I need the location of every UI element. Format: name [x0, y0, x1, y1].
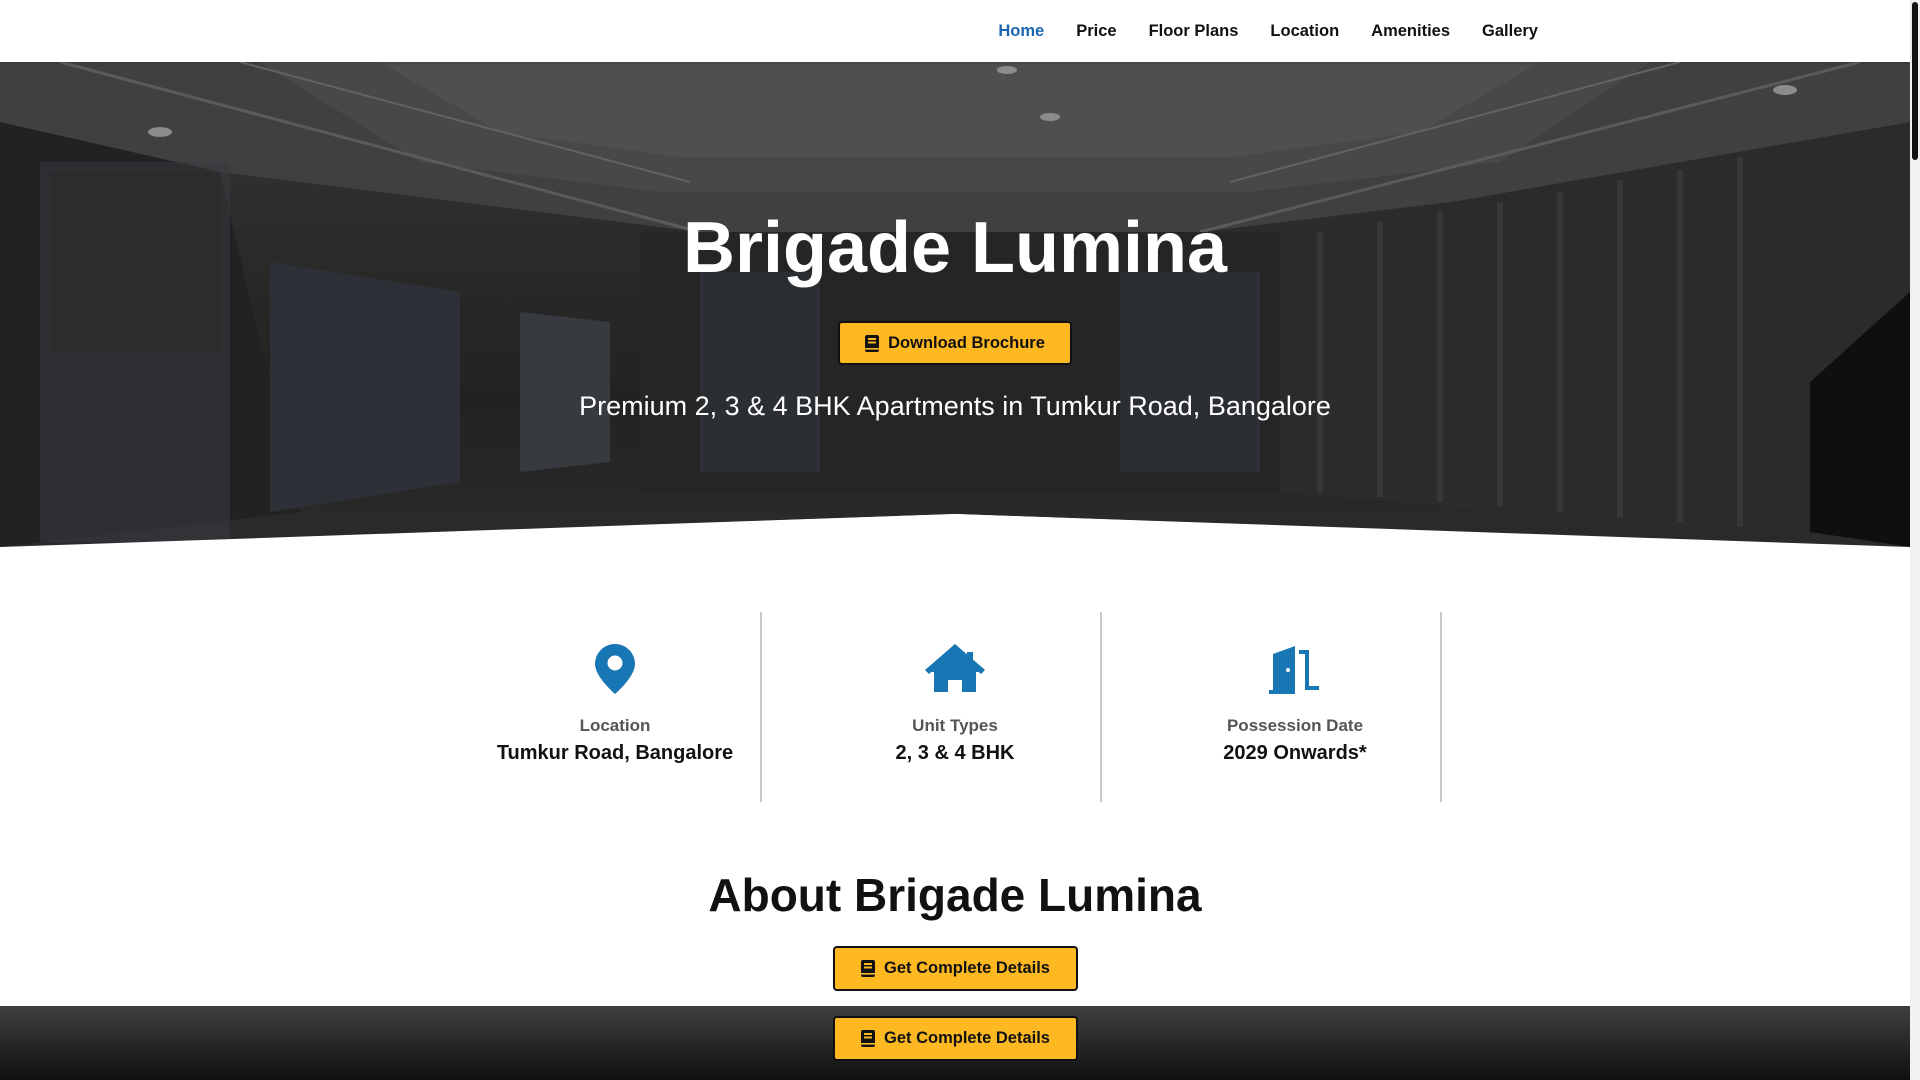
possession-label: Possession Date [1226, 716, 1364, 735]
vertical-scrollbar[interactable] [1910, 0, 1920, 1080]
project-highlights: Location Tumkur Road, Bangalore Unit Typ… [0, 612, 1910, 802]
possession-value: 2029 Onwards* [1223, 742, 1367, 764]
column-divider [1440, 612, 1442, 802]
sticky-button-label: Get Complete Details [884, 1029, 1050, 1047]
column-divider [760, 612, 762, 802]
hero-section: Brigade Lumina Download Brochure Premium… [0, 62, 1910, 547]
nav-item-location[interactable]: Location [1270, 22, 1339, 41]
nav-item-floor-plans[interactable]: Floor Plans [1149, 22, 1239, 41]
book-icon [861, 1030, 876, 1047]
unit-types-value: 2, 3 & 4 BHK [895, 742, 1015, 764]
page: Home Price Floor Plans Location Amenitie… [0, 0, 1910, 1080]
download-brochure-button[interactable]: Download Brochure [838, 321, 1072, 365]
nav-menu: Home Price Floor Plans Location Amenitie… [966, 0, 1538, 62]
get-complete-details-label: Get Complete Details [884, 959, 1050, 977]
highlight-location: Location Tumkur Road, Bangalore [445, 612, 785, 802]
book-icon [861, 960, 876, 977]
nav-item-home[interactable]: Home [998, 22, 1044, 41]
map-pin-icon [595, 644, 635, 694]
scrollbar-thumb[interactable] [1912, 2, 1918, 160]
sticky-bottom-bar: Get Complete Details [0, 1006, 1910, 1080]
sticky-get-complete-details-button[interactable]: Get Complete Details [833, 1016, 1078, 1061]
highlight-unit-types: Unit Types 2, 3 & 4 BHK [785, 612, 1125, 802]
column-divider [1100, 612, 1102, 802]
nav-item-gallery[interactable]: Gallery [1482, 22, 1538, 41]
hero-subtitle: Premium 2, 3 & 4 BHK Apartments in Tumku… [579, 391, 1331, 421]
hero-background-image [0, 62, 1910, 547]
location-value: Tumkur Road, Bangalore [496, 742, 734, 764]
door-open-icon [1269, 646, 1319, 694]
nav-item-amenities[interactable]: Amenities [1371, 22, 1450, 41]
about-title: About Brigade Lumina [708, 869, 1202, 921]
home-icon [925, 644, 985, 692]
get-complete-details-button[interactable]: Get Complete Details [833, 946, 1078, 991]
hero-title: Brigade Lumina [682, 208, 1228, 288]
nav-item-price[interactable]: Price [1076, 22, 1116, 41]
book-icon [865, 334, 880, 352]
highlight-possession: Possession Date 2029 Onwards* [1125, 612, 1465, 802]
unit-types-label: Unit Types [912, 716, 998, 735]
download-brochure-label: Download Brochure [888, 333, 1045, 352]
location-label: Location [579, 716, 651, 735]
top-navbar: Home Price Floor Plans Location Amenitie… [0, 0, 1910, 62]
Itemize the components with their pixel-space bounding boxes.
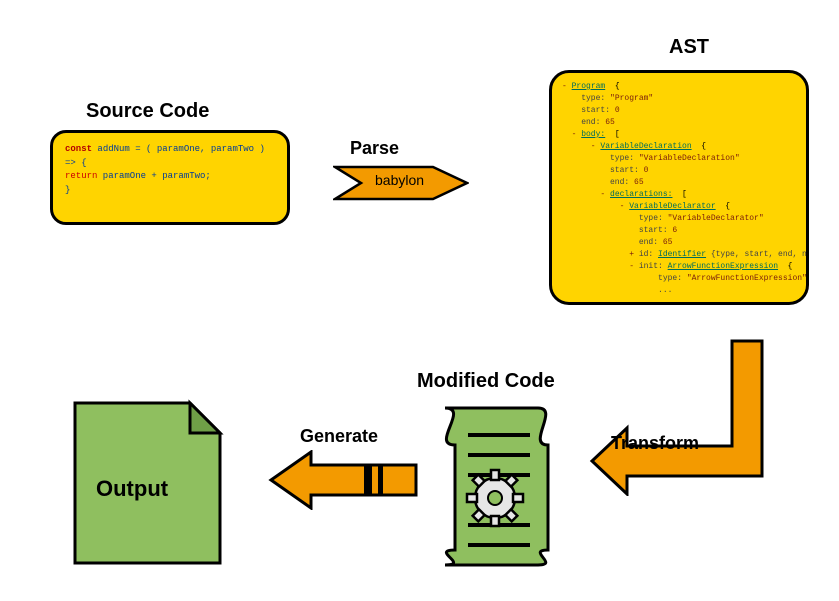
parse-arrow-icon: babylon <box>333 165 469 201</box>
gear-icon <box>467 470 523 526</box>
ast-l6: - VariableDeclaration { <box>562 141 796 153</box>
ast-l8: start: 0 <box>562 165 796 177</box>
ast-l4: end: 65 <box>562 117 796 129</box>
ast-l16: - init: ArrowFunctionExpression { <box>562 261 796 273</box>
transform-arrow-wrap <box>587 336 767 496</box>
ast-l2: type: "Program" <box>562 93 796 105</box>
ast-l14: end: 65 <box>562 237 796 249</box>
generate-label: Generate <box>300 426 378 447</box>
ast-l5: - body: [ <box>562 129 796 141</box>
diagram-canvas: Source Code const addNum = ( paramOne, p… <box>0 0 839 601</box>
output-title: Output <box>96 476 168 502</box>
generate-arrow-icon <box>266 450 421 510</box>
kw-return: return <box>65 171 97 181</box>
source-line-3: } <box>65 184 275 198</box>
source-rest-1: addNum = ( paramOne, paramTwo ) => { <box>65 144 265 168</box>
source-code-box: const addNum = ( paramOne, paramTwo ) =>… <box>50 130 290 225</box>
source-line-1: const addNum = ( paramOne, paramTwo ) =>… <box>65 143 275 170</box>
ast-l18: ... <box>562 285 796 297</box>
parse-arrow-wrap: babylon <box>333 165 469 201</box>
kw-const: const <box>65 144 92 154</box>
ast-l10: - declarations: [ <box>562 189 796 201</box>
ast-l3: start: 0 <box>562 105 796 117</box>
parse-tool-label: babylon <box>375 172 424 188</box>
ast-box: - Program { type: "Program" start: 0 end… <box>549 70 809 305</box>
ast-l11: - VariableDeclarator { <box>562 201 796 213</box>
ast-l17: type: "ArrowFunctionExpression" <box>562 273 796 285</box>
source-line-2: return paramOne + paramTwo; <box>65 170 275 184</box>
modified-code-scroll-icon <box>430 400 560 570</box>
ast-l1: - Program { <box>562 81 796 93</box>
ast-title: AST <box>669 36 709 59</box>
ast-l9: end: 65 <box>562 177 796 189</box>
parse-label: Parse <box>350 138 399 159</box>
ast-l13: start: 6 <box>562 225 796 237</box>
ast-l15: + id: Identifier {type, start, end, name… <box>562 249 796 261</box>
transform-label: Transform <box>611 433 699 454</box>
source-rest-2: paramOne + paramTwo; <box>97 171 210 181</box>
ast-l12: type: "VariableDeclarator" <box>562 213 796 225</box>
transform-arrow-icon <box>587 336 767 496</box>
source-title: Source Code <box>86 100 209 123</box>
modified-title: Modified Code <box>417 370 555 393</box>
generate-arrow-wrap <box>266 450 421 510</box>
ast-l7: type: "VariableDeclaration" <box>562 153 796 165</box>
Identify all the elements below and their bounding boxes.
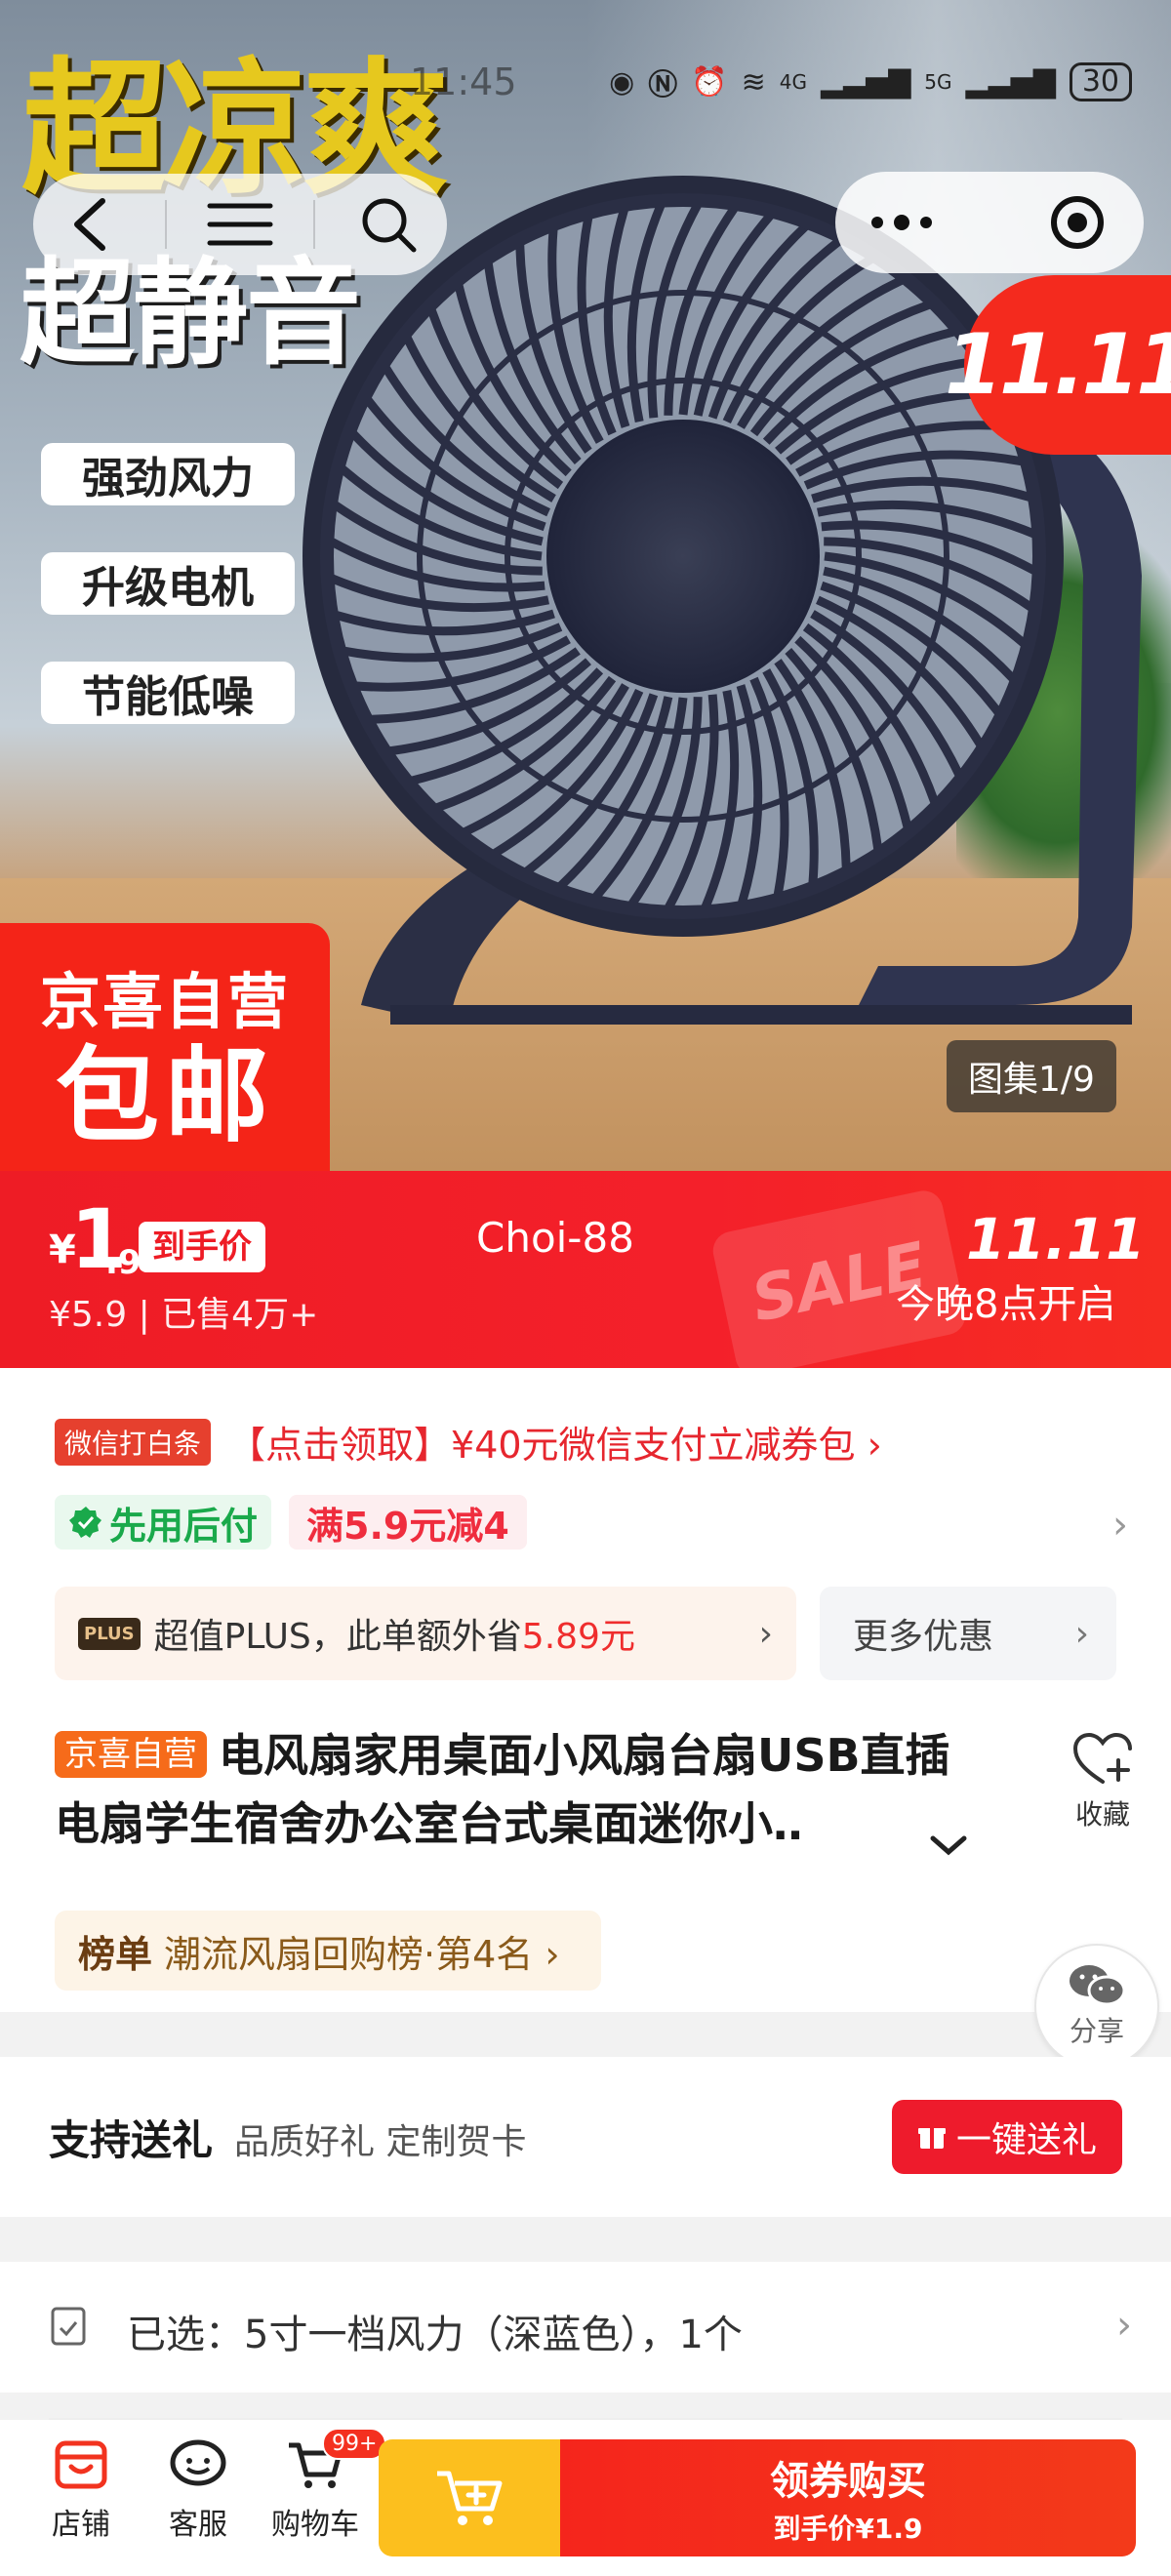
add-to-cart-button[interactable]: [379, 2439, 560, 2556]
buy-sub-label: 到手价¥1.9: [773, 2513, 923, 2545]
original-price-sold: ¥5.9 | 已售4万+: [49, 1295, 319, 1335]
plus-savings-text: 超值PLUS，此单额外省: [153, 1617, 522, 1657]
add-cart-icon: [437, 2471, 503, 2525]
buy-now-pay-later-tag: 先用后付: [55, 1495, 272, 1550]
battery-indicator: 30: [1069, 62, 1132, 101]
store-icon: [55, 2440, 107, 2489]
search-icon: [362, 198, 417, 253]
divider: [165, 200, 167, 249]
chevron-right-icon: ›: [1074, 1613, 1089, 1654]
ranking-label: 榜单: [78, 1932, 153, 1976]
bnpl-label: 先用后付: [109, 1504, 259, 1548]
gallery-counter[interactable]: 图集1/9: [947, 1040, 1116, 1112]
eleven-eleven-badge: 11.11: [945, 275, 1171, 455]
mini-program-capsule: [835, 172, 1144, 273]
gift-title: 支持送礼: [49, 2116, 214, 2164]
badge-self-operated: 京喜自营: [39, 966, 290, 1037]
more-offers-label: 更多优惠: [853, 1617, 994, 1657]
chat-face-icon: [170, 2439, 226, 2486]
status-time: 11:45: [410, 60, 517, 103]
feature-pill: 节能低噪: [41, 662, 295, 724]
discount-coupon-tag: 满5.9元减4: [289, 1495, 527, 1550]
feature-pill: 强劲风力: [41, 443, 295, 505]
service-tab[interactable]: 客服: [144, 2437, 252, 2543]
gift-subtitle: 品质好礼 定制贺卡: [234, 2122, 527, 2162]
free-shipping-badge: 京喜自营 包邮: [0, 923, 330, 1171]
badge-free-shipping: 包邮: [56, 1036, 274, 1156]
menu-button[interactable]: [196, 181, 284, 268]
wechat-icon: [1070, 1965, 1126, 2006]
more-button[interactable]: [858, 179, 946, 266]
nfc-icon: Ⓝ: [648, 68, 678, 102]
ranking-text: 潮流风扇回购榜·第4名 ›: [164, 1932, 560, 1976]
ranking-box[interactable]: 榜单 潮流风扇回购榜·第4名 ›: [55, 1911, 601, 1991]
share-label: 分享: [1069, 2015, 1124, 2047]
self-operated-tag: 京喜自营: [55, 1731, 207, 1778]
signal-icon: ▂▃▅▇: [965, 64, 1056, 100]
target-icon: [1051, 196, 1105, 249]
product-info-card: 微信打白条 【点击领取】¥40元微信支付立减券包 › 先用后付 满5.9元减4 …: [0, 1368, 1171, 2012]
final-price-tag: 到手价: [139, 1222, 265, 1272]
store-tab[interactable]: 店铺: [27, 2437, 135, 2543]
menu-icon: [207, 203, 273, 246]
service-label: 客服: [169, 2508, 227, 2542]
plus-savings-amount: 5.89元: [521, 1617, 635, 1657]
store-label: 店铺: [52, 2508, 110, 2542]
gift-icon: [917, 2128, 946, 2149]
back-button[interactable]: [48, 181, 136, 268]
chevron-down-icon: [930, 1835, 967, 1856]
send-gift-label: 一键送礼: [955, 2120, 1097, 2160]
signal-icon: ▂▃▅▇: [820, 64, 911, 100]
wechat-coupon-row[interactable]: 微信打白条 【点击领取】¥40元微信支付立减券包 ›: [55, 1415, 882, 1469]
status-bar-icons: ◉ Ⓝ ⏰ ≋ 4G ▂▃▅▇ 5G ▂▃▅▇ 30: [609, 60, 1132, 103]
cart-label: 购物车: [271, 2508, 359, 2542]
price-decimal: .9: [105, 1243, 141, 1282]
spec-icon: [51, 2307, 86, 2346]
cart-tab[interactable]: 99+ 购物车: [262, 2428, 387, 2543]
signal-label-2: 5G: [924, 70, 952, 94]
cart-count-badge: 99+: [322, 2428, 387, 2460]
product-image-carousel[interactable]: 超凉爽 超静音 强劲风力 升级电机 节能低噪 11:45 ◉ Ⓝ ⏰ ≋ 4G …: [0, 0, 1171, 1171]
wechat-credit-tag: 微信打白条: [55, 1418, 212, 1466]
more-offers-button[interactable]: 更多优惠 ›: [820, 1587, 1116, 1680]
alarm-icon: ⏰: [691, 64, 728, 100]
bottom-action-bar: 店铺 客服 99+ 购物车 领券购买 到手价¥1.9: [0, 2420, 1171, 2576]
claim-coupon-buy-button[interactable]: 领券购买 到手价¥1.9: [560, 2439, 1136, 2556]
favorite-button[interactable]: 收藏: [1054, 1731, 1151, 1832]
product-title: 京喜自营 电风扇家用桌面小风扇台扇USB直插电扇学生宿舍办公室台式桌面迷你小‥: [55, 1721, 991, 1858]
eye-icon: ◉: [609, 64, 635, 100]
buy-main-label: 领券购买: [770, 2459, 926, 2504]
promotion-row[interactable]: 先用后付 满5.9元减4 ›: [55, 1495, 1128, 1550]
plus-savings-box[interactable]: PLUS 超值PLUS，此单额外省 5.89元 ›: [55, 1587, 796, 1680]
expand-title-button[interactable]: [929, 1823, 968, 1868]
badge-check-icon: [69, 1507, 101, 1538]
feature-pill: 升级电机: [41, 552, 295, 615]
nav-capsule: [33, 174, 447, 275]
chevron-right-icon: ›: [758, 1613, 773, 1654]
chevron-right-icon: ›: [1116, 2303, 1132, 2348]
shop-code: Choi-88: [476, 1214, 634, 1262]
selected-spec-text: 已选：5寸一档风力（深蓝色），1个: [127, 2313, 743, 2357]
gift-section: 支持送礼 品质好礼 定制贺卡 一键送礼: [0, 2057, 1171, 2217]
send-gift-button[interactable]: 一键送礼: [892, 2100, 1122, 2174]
================
__Goal__.
Retype everything from the line containing "parse-arrow-icon: babylon <box>333" down to the line containing "ast-l1: - Program", including both of those lines.

__Written reply__.
parse-arrow-icon: babylon <box>333 165 469 201</box>
gear-icon <box>467 470 523 526</box>
ast-l6: - VariableDeclaration { <box>562 141 796 153</box>
ast-l8: start: 0 <box>562 165 796 177</box>
ast-l4: end: 65 <box>562 117 796 129</box>
ast-l16: - init: ArrowFunctionExpression { <box>562 261 796 273</box>
transform-arrow-wrap <box>587 336 767 496</box>
ast-l2: type: "Program" <box>562 93 796 105</box>
ast-l14: end: 65 <box>562 237 796 249</box>
generate-label: Generate <box>300 426 378 447</box>
ast-l5: - body: [ <box>562 129 796 141</box>
diagram-canvas: Source Code const addNum = ( paramOne, p… <box>0 0 839 601</box>
output-title: Output <box>96 476 168 502</box>
generate-arrow-icon <box>266 450 421 510</box>
kw-return: return <box>65 171 97 181</box>
source-line-3: } <box>65 184 275 198</box>
source-rest-1: addNum = ( paramOne, paramTwo ) => { <box>65 144 265 168</box>
source-code-box: const addNum = ( paramOne, paramTwo ) =>… <box>50 130 290 225</box>
source-line-1: const addNum = ( paramOne, paramTwo ) =>… <box>65 143 275 170</box>
ast-l18: ... <box>562 285 796 297</box>
parse-arrow-wrap: babylon <box>333 165 469 201</box>
kw-const: const <box>65 144 92 154</box>
ast-l10: - declarations: [ <box>562 189 796 201</box>
ast-l3: start: 0 <box>562 105 796 117</box>
parse-tool-label: babylon <box>375 172 424 188</box>
ast-box: - Program { type: "Program" start: 0 end… <box>549 70 809 305</box>
ast-l11: - VariableDeclarator { <box>562 201 796 213</box>
ast-l17: type: "ArrowFunctionExpression" <box>562 273 796 285</box>
source-line-2: return paramOne + paramTwo; <box>65 170 275 184</box>
modified-code-scroll-icon <box>430 400 560 570</box>
ast-l1: - Program { <box>562 81 796 93</box>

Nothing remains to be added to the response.